-- Dataset items --

·····

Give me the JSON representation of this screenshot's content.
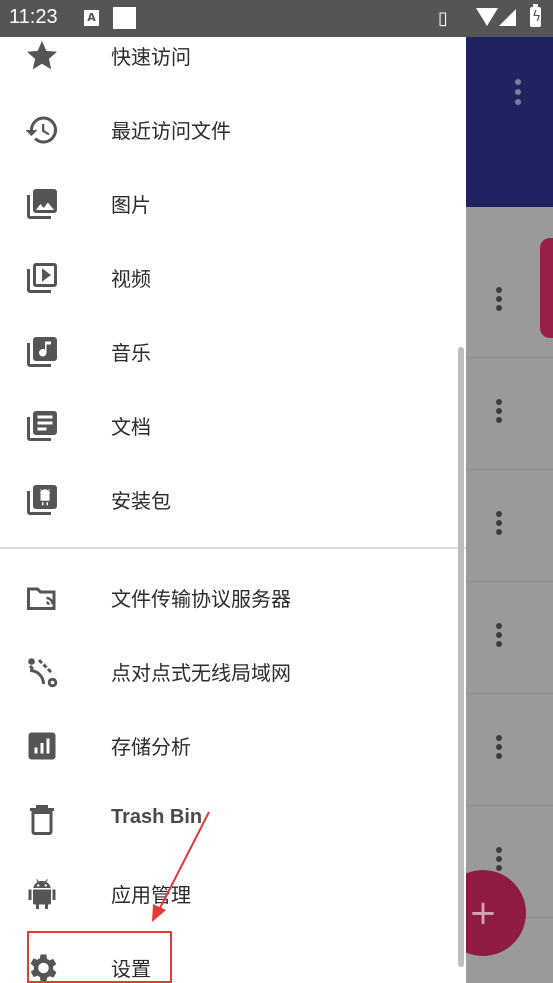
{
  "status_bar": {
    "time": "11:23",
    "icons": [
      "font-a-icon",
      "white-square-icon",
      "vibrate-icon",
      "wifi-icon",
      "signal-icon",
      "battery-charging-icon"
    ]
  },
  "drawer": {
    "items": [
      {
        "label": "快速访问",
        "icon": "star-icon"
      },
      {
        "label": "最近访问文件",
        "icon": "history-icon"
      },
      {
        "label": "图片",
        "icon": "image-library-icon"
      },
      {
        "label": "视频",
        "icon": "video-library-icon"
      },
      {
        "label": "音乐",
        "icon": "music-library-icon"
      },
      {
        "label": "文档",
        "icon": "document-library-icon"
      },
      {
        "label": "安装包",
        "icon": "apk-library-icon"
      },
      {
        "label": "文件传输协议服务器",
        "icon": "ftp-folder-icon"
      },
      {
        "label": "点对点式无线局域网",
        "icon": "wifi-p2p-icon"
      },
      {
        "label": "存储分析",
        "icon": "storage-analysis-icon"
      },
      {
        "label": "Trash Bin",
        "icon": "trash-icon"
      },
      {
        "label": "应用管理",
        "icon": "android-icon"
      },
      {
        "label": "设置",
        "icon": "gear-icon"
      }
    ]
  },
  "background_app": {
    "fab_label": "+"
  },
  "colors": {
    "highlight": "#e53935",
    "icon": "#555555",
    "toolbar": "#1f2460",
    "fab": "#8f1a42"
  }
}
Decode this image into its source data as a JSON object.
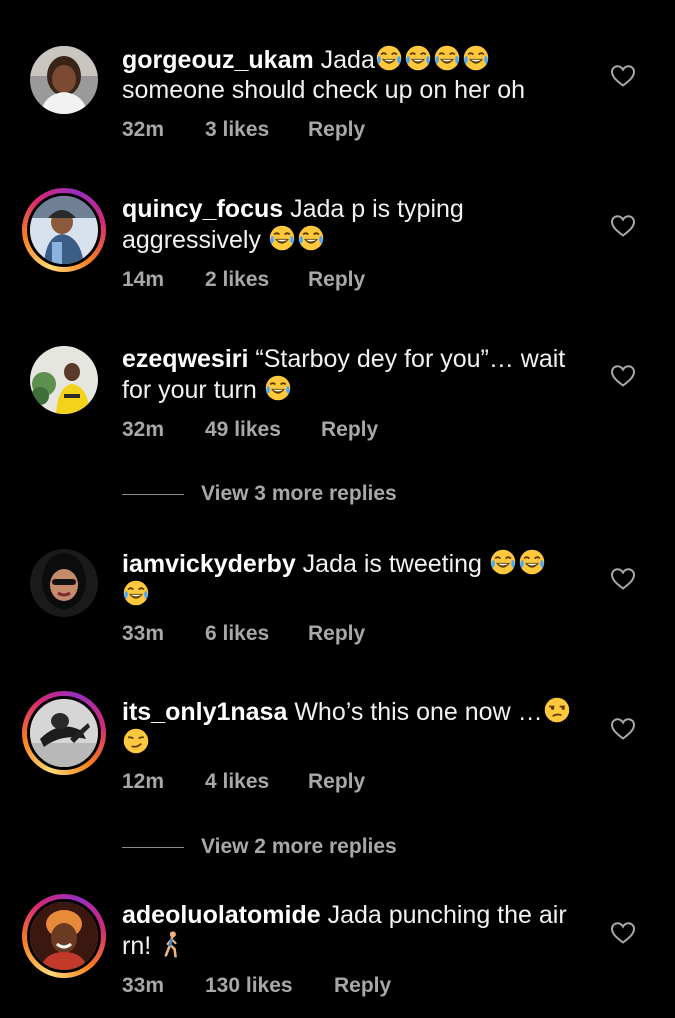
{
  "comments": [
    {
      "username": "gorgeouz_ukam",
      "line1": "Jada",
      "line1_emojis": [
        "joy-emoji",
        "joy-emoji",
        "joy-emoji",
        "joy-emoji"
      ],
      "line2": "someone should check up on her oh",
      "line2_emojis": [],
      "time": "32m",
      "likes": "3 likes",
      "reply": "Reply",
      "story_ring": false,
      "avatar": "avatar-woman-white-top"
    },
    {
      "username": "quincy_focus",
      "line1": "Jada p is typing",
      "line1_emojis": [],
      "line2": "aggressively",
      "line2_emojis": [
        "joy-emoji",
        "joy-emoji"
      ],
      "time": "14m",
      "likes": "2 likes",
      "reply": "Reply",
      "story_ring": true,
      "avatar": "avatar-person-blue"
    },
    {
      "username": "ezeqwesiri",
      "line1": "“Starboy dey for you”… wait",
      "line1_emojis": [],
      "line2": "for your turn",
      "line2_emojis": [
        "joy-emoji"
      ],
      "time": "32m",
      "likes": "49 likes",
      "reply": "Reply",
      "story_ring": false,
      "avatar": "avatar-man-yellow-shirt"
    },
    {
      "username": "iamvickyderby",
      "line1": "Jada is tweeting",
      "line1_emojis": [
        "joy-emoji",
        "joy-emoji"
      ],
      "line2": "",
      "line2_emojis": [
        "joy-emoji"
      ],
      "time": "33m",
      "likes": "6 likes",
      "reply": "Reply",
      "story_ring": false,
      "avatar": "avatar-woman-dark"
    },
    {
      "username": "its_only1nasa",
      "line1": "Who’s this one now …",
      "line1_emojis": [
        "unamused-emoji"
      ],
      "line2": "",
      "line2_emojis": [
        "smirk-emoji"
      ],
      "time": "12m",
      "likes": "4 likes",
      "reply": "Reply",
      "story_ring": true,
      "avatar": "avatar-person-lying"
    },
    {
      "username": "adeoluolatomide",
      "line1": "Jada punching the air",
      "line1_emojis": [],
      "line2": "rn!",
      "line2_emojis": [
        "walking-person-emoji"
      ],
      "time": "33m",
      "likes": "130 likes",
      "reply": "Reply",
      "story_ring": true,
      "avatar": "avatar-woman-red"
    }
  ],
  "view_replies": [
    {
      "label": "View 3 more replies"
    },
    {
      "label": "View 2 more replies"
    }
  ],
  "colors": {
    "background": "#000000",
    "text": "#f2f2f2",
    "meta": "#a8a8a8",
    "divider": "#8e8e8e",
    "emoji_face": "#ffc83d",
    "tear": "#4aa7ff"
  },
  "icons": {
    "like": "heart-outline-icon"
  }
}
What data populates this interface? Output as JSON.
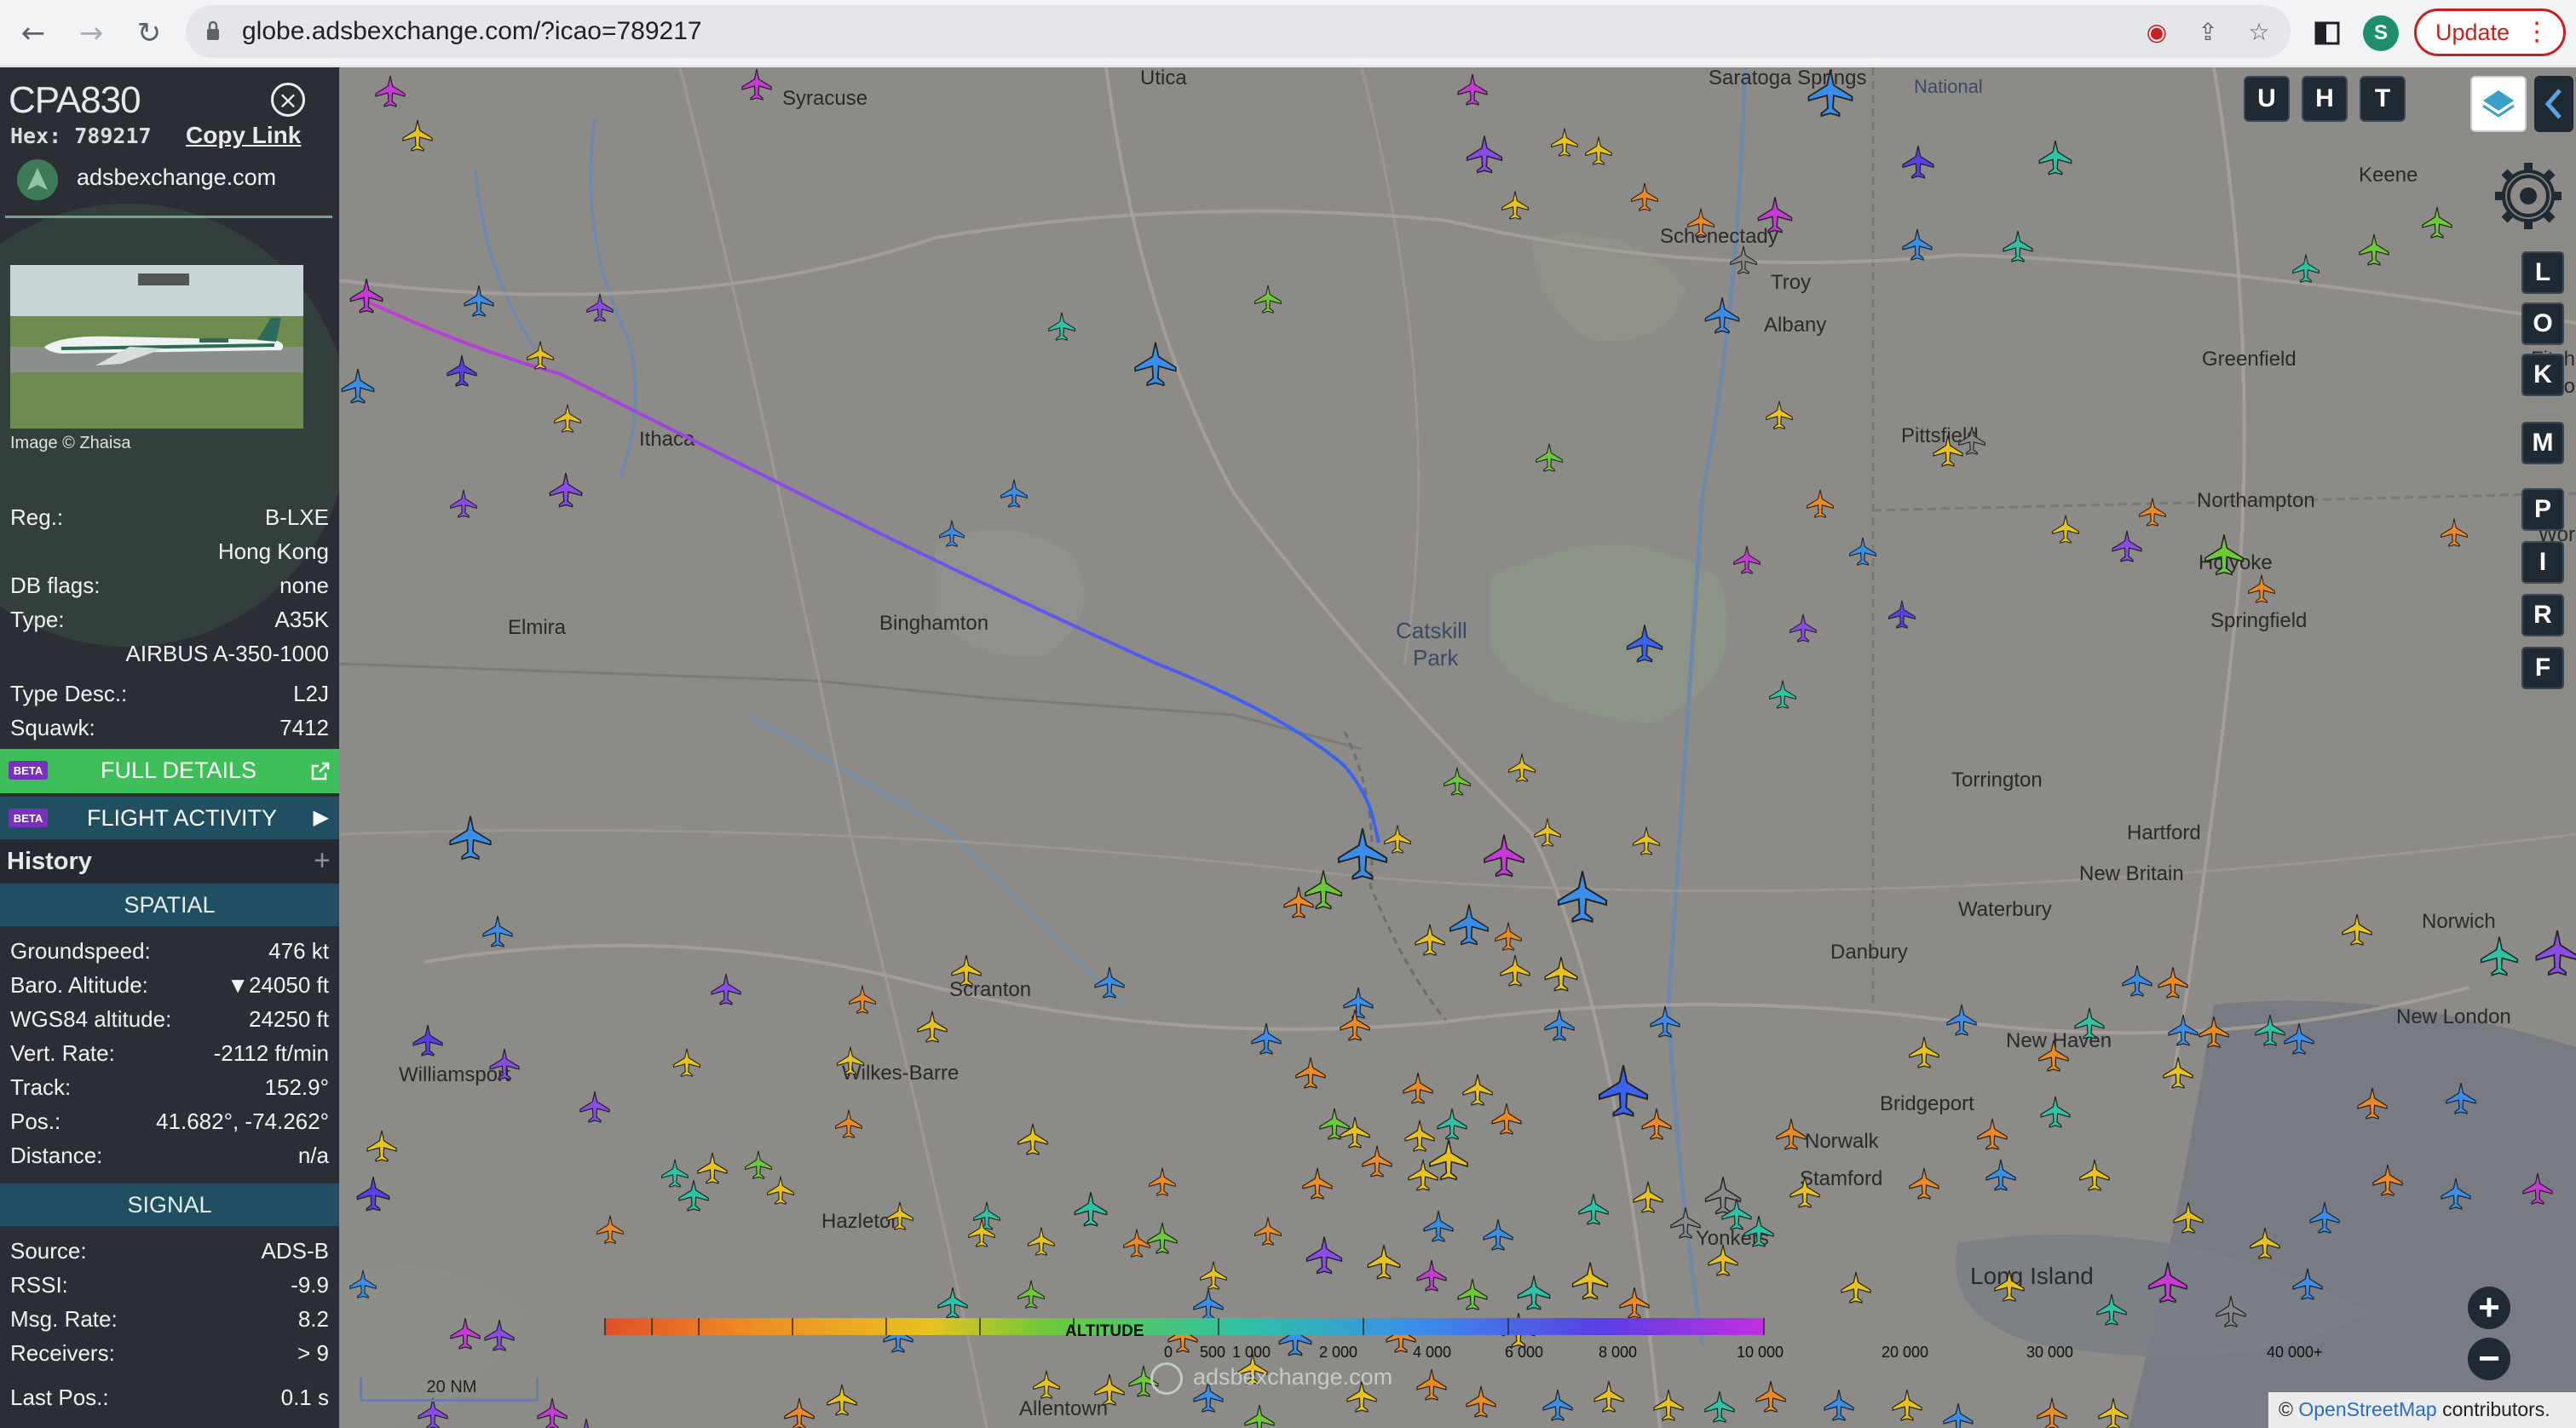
{
  "browser": {
    "url": "globe.adsbexchange.com/?icao=789217",
    "profile_initial": "S",
    "update_label": "Update",
    "icons": [
      "back-arrow-icon",
      "forward-arrow-icon",
      "reload-icon",
      "lock-icon",
      "blocked-cookie-icon",
      "share-icon",
      "star-icon",
      "sidebar-icon",
      "more-vert-icon"
    ]
  },
  "sidebar": {
    "callsign": "CPA830",
    "hex_label": "Hex: 789217",
    "copy_link": "Copy Link",
    "site_name": "adsbexchange.com",
    "photo_credit": "Image © Zhaisa",
    "details": {
      "reg_label": "Reg.:",
      "reg_value": "B-LXE",
      "country": "Hong Kong",
      "dbflags_label": "DB flags:",
      "dbflags_value": "none",
      "type_label": "Type:",
      "type_value": "A35K",
      "type_full": "AIRBUS A-350-1000",
      "typedesc_label": "Type Desc.:",
      "typedesc_value": "L2J",
      "squawk_label": "Squawk:",
      "squawk_value": "7412"
    },
    "full_details": {
      "badge": "BETA",
      "label": "FULL DETAILS"
    },
    "flight_activity": {
      "badge": "BETA",
      "label": "FLIGHT ACTIVITY"
    },
    "history": {
      "title": "History",
      "plus": "+"
    },
    "spatial": {
      "title": "SPATIAL",
      "groundspeed_label": "Groundspeed:",
      "groundspeed_value": "476 kt",
      "baro_label": "Baro. Altitude:",
      "baro_value": "▼24050 ft",
      "wgs_label": "WGS84 altitude:",
      "wgs_value": "24250 ft",
      "vrate_label": "Vert. Rate:",
      "vrate_value": "-2112 ft/min",
      "track_label": "Track:",
      "track_value": "152.9°",
      "pos_label": "Pos.:",
      "pos_value": "41.682°, -74.262°",
      "distance_label": "Distance:",
      "distance_value": "n/a"
    },
    "signal": {
      "title": "SIGNAL",
      "source_label": "Source:",
      "source_value": "ADS-B",
      "rssi_label": "RSSI:",
      "rssi_value": "-9.9",
      "msgrate_label": "Msg. Rate:",
      "msgrate_value": "8.2",
      "receivers_label": "Receivers:",
      "receivers_value": "> 9",
      "lastpos_label": "Last Pos.:",
      "lastpos_value": "0.1 s"
    }
  },
  "map": {
    "top_buttons": [
      "U",
      "H",
      "T"
    ],
    "side_buttons": [
      "L",
      "O",
      "K",
      "M",
      "P",
      "I",
      "R",
      "F"
    ],
    "place_labels": [
      "Syracuse",
      "Utica",
      "Saratoga Springs",
      "Schenectady",
      "Troy",
      "Albany",
      "Keene",
      "Ithaca",
      "Binghamton",
      "Elmira",
      "Catskill",
      "Park",
      "Greenfield",
      "Pittsfield",
      "Northampton",
      "Holyoke",
      "Springfield",
      "Torrington",
      "Hartford",
      "New Britain",
      "Waterbury",
      "Norwich",
      "Danbury",
      "New Haven",
      "New London",
      "Bridgeport",
      "Norwalk",
      "Stamford",
      "Yonkers",
      "Scranton",
      "Wilkes-Barre",
      "Hazleton",
      "Williamsport",
      "Allentown",
      "Long Island",
      "National",
      "Fitch",
      "Leo",
      "Wor"
    ],
    "altitude_legend": {
      "label": "ALTITUDE",
      "ticks": [
        "0",
        "500",
        "1 000",
        "2 000",
        "4 000",
        "6 000",
        "8 000",
        "10 000",
        "20 000",
        "30 000",
        "40 000+"
      ]
    },
    "scale": "20 NM",
    "watermark": "adsbexchange.com",
    "attribution_prefix": "©",
    "attribution_link": "OpenStreetMap",
    "attribution_suffix": "contributors.",
    "colors": {
      "map_bg": "#8d8b87",
      "sidebar_bg": "#2b2f35",
      "beta_green": "#3fbf5a",
      "section_head": "#1f4f60",
      "trail_start": "#c83ad6",
      "trail_end": "#3a63f0"
    }
  }
}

·····

Identify the lines that hold the word "white". Copy every one of them.

      "white-square-icon",
      "avatar": "avatar-woman-white-top"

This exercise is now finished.